(begin)

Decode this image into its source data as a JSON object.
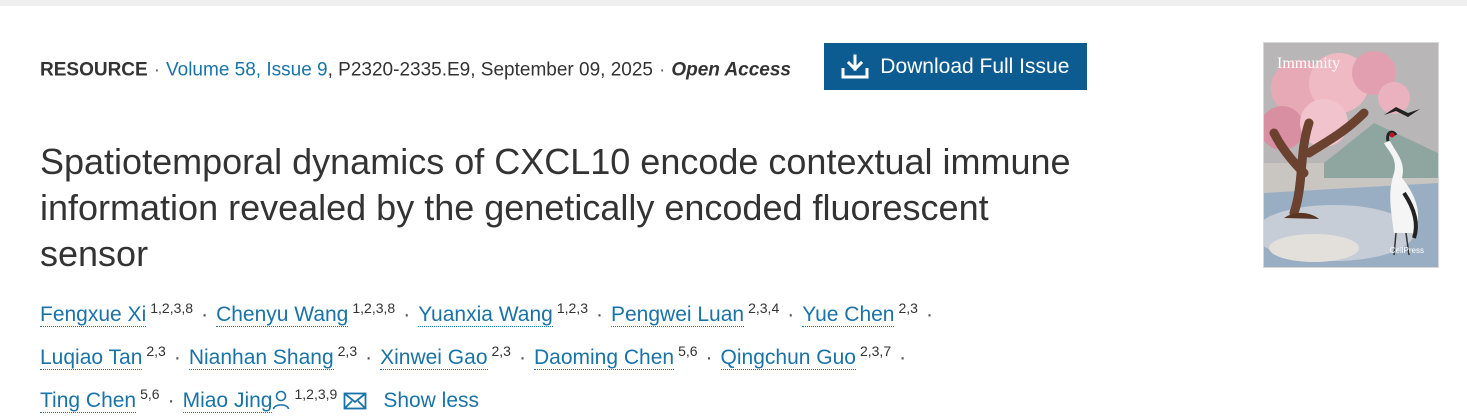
{
  "meta": {
    "type": "RESOURCE",
    "volume_issue": "Volume 58, Issue 9",
    "pages_date": ", P2320-2335.E9, September 09, 2025",
    "separator": "·",
    "open_access": "Open Access",
    "download_button": "Download Full Issue"
  },
  "title": "Spatiotemporal dynamics of CXCL10 encode contextual immune information revealed by the genetically encoded fluorescent sensor",
  "authors": [
    {
      "name": "Fengxue Xi",
      "aff": "1,2,3,8"
    },
    {
      "name": "Chenyu Wang",
      "aff": "1,2,3,8"
    },
    {
      "name": "Yuanxia Wang",
      "aff": "1,2,3"
    },
    {
      "name": "Pengwei Luan",
      "aff": "2,3,4"
    },
    {
      "name": "Yue Chen",
      "aff": "2,3"
    },
    {
      "name": "Luqiao Tan",
      "aff": "2,3"
    },
    {
      "name": "Nianhan Shang",
      "aff": "2,3"
    },
    {
      "name": "Xinwei Gao",
      "aff": "2,3"
    },
    {
      "name": "Daoming Chen",
      "aff": "5,6"
    },
    {
      "name": "Qingchun Guo",
      "aff": "2,3,7"
    },
    {
      "name": "Ting Chen",
      "aff": "5,6"
    },
    {
      "name": "Miao Jing",
      "aff": "1,2,3,9"
    }
  ],
  "show_less": "Show less",
  "cover": {
    "title": "Immunity",
    "publisher": "CellPress"
  },
  "icons": {
    "download": "download-icon",
    "person": "person-icon",
    "mail": "mail-icon"
  },
  "colors": {
    "link": "#1a73a8",
    "button_bg": "#0d5c91"
  }
}
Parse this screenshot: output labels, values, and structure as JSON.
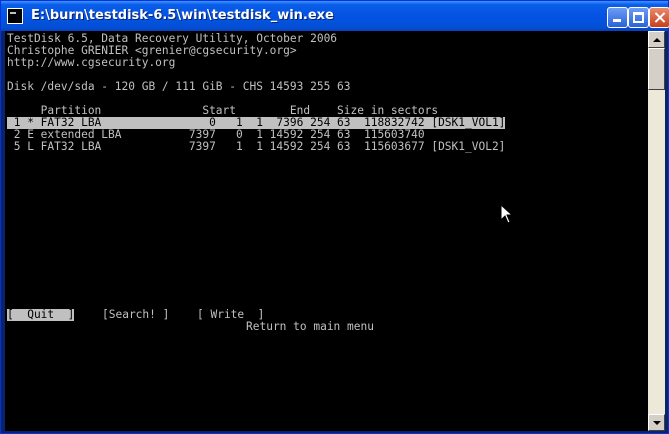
{
  "window": {
    "title": "E:\\burn\\testdisk-6.5\\win\\testdisk_win.exe",
    "icon": "console-app-icon",
    "controls": [
      "minimize",
      "maximize",
      "close"
    ]
  },
  "console": {
    "header": [
      "TestDisk 6.5, Data Recovery Utility, October 2006",
      "Christophe GRENIER <grenier@cgsecurity.org>",
      "http://www.cgsecurity.org"
    ],
    "disk_info": "Disk /dev/sda - 120 GB / 111 GiB - CHS 14593 255 63",
    "table_header": "     Partition               Start        End    Size in sectors",
    "partitions": [
      " 1 * FAT32 LBA                0   1  1  7396 254 63  118832742 [DSK1_VOL1]",
      " 2 E extended LBA          7397   0  1 14592 254 63  115603740",
      " 5 L FAT32 LBA             7397   1  1 14592 254 63  115603677 [DSK1_VOL2]"
    ],
    "selected_partition_index": 0,
    "menu": {
      "quit": "[  Quit  ]",
      "search": "[Search! ]",
      "write": "[ Write  ]"
    },
    "hint": "Return to main menu",
    "colors": {
      "background": "#000000",
      "text": "#c0c0c0",
      "highlight_bg": "#c0c0c0",
      "highlight_fg": "#000000"
    }
  }
}
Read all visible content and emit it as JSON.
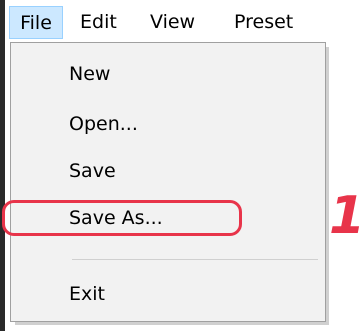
{
  "menubar": {
    "items": [
      {
        "label": "File"
      },
      {
        "label": "Edit"
      },
      {
        "label": "View"
      },
      {
        "label": "Preset"
      }
    ]
  },
  "file_menu": {
    "items": [
      {
        "label": "New"
      },
      {
        "label": "Open..."
      },
      {
        "label": "Save"
      },
      {
        "label": "Save As..."
      },
      {
        "label": "Exit"
      }
    ]
  },
  "annotation": {
    "step_number": "1",
    "highlight_color": "#e8344a"
  }
}
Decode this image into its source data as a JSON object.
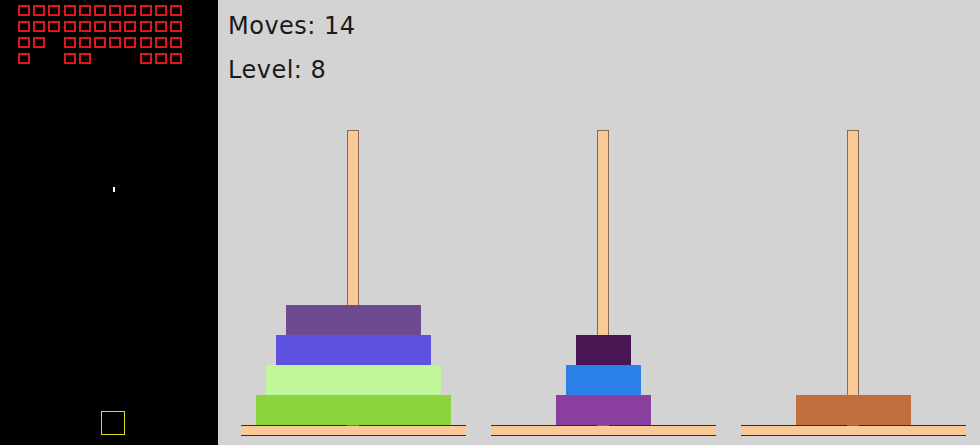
{
  "bricks": [
    [
      true,
      true,
      true,
      true,
      true,
      true,
      true,
      true,
      true,
      true,
      true
    ],
    [
      true,
      true,
      true,
      true,
      true,
      true,
      true,
      true,
      true,
      true,
      true
    ],
    [
      true,
      true,
      false,
      true,
      true,
      true,
      true,
      true,
      true,
      true,
      true
    ],
    [
      true,
      false,
      false,
      true,
      true,
      false,
      false,
      false,
      true,
      true,
      true
    ]
  ],
  "moves": "Moves: 14",
  "level": "Level: 8",
  "towers": [
    {
      "disks": [
        {
          "size": 8,
          "color": "#8bd43b"
        },
        {
          "size": 7,
          "color": "#c0f79a"
        },
        {
          "size": 6,
          "color": "#5f52e0"
        },
        {
          "size": 5,
          "color": "#6e4a90"
        }
      ]
    },
    {
      "disks": [
        {
          "size": 3,
          "color": "#8a3f9e"
        },
        {
          "size": 2,
          "color": "#2b80e8"
        },
        {
          "size": 1,
          "color": "#4a1553"
        }
      ]
    },
    {
      "disks": [
        {
          "size": 4,
          "color": "#c07040"
        }
      ]
    }
  ]
}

(end)

From the records given above, copy all lines containing "Issue".

▸ **ANSWER TO THE TASK**
    "volume_issue": "Volume 58, Issue 9",
    "download_button": "Download Full Issue"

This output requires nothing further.